_Exercise brief:_ What is the count of lines in the listing below that hold the string "법인세법"? Reply with that number alone.

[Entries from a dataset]
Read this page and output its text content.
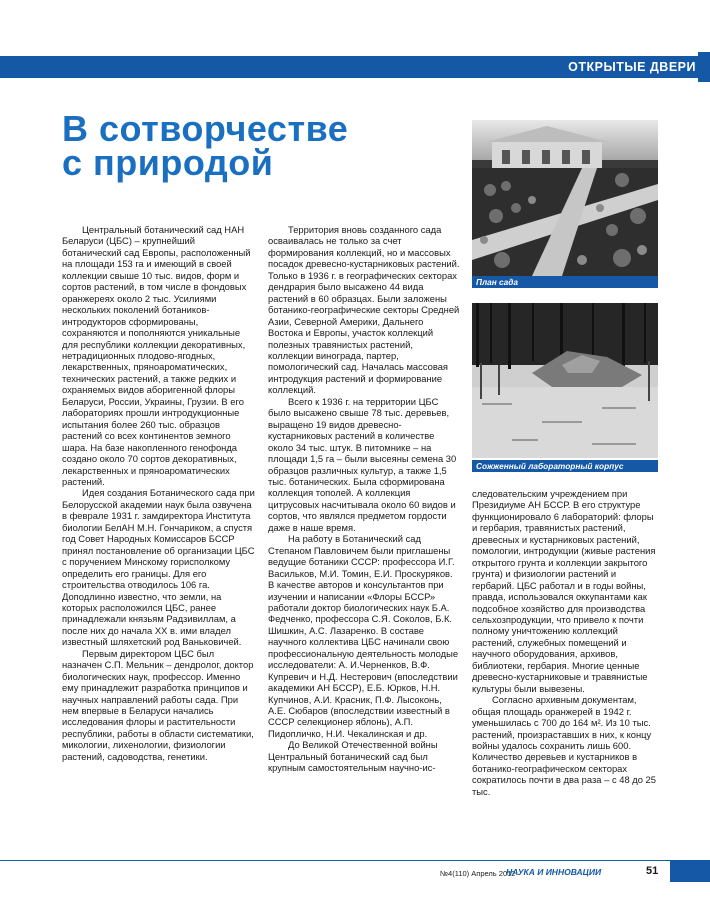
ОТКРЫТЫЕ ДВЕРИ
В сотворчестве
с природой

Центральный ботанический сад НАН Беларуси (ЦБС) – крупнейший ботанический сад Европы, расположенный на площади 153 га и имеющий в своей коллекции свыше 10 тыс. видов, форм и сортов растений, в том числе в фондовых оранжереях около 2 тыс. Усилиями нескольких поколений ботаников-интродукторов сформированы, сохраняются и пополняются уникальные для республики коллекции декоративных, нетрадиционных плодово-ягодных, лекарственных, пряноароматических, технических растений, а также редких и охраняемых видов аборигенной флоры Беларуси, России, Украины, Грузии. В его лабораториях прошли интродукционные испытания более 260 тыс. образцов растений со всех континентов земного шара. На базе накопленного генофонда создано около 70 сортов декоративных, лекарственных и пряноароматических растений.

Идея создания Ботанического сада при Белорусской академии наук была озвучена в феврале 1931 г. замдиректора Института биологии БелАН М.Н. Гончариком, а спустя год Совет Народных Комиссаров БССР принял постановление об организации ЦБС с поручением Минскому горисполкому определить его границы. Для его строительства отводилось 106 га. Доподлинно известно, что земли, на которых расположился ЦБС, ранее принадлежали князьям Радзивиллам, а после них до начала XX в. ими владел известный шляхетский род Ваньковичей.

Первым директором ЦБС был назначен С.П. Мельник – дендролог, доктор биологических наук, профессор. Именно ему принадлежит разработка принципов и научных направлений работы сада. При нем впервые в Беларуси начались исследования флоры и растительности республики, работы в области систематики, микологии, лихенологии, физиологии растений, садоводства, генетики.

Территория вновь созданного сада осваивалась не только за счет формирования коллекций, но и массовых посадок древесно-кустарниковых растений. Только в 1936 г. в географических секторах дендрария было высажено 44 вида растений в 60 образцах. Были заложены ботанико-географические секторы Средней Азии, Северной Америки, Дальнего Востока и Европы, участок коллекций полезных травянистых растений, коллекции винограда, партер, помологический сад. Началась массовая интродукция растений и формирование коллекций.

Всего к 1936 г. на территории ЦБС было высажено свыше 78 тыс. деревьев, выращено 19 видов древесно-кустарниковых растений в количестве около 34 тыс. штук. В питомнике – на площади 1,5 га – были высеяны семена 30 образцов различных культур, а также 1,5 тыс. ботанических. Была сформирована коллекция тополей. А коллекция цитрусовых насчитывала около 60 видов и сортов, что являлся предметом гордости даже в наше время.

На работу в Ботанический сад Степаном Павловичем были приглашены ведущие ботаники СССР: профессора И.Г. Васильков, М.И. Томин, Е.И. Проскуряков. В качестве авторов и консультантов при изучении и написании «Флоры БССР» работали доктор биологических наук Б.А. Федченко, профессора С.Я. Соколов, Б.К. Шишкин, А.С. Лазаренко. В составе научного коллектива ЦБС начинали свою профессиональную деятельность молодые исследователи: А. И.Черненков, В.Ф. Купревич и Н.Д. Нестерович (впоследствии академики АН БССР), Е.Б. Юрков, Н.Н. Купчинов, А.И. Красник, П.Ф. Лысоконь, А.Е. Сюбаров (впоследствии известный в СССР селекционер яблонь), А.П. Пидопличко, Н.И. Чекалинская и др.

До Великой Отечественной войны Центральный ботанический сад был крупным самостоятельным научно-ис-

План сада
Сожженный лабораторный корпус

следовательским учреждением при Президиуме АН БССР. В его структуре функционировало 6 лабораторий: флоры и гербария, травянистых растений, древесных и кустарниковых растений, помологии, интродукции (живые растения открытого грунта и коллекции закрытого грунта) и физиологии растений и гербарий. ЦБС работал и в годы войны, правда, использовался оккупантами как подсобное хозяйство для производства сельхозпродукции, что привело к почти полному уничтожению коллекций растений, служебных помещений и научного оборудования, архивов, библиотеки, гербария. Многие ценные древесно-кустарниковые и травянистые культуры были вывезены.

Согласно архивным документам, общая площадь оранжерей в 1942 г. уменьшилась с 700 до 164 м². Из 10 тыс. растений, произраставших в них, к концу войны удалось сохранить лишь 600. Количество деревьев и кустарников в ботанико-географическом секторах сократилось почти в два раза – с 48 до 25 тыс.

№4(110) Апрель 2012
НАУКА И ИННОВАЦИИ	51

--

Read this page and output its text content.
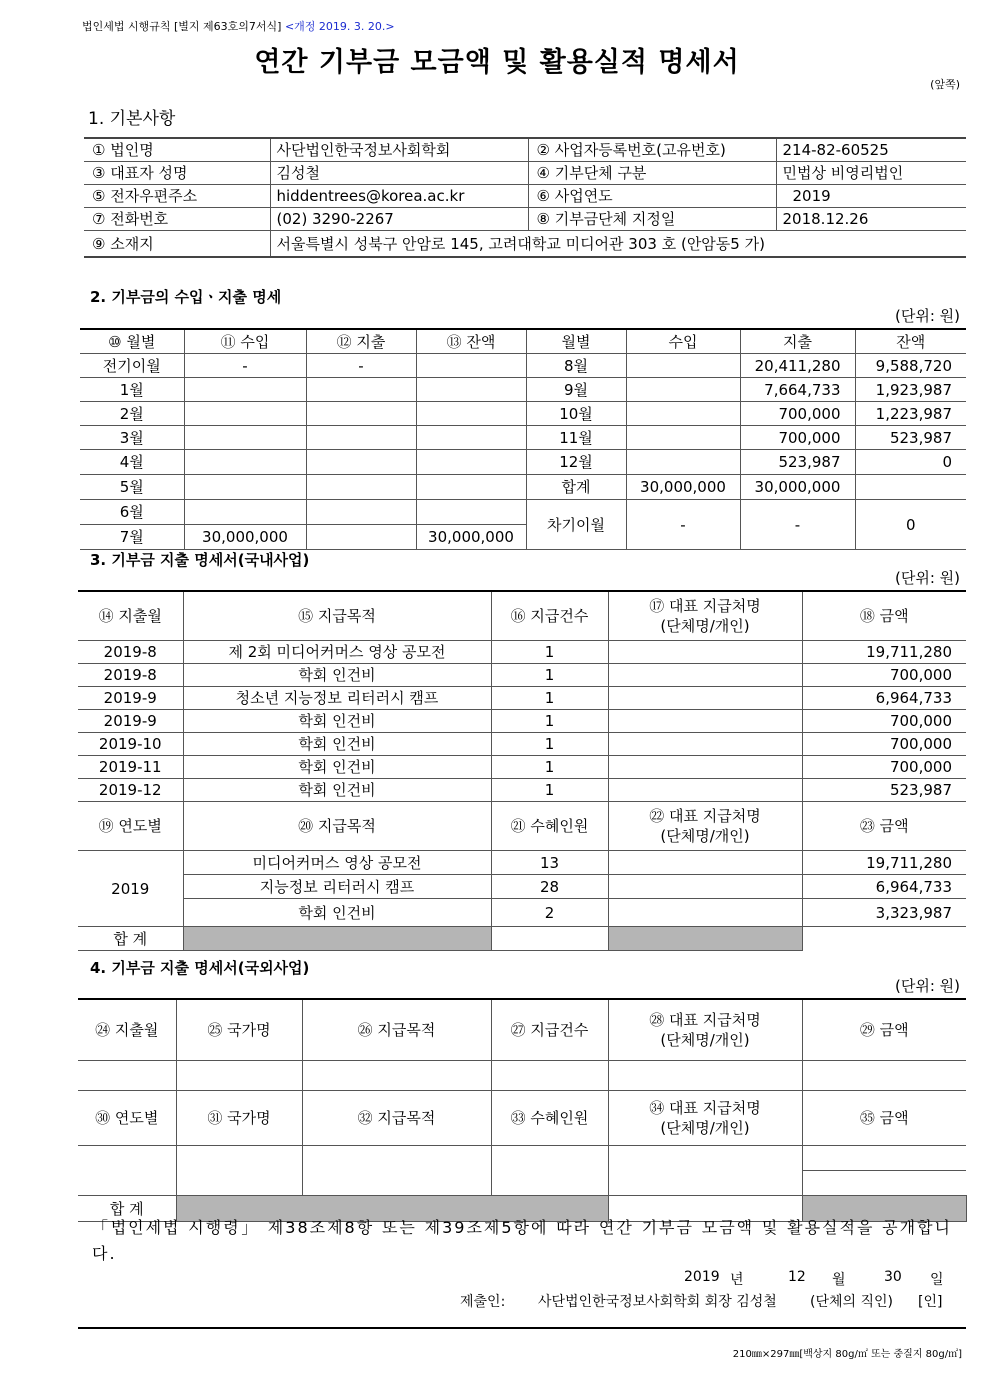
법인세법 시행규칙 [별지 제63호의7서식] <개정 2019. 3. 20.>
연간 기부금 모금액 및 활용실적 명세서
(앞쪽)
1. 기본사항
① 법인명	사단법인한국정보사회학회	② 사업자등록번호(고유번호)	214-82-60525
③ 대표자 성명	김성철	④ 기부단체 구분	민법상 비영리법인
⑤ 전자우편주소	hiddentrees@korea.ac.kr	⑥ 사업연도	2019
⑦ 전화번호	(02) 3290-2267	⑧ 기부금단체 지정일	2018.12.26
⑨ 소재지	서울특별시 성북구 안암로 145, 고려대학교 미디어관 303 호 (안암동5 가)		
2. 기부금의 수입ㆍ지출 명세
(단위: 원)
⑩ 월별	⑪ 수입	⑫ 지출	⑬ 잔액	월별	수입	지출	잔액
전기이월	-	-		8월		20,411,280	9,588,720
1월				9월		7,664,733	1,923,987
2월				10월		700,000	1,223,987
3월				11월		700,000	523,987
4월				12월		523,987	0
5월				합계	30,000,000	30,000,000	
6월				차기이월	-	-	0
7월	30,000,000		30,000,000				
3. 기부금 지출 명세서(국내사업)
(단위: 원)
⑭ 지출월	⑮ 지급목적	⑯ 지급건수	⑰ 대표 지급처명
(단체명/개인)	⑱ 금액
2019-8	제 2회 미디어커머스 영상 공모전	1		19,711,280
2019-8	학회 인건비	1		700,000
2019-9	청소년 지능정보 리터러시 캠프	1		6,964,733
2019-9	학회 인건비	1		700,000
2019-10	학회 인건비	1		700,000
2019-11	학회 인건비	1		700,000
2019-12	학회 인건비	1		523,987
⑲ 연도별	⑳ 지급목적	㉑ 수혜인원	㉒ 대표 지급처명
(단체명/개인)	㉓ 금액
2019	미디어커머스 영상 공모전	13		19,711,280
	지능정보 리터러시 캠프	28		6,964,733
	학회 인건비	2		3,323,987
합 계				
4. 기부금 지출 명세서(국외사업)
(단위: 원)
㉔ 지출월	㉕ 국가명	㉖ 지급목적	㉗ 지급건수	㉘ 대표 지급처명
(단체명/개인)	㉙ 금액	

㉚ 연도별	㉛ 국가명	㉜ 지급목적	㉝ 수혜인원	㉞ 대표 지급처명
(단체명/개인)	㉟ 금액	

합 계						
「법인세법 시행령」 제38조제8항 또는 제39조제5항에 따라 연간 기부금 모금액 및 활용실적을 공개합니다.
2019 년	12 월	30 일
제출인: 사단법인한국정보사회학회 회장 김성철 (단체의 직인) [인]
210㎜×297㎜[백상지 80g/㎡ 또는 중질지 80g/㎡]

_Exercise response:_ 2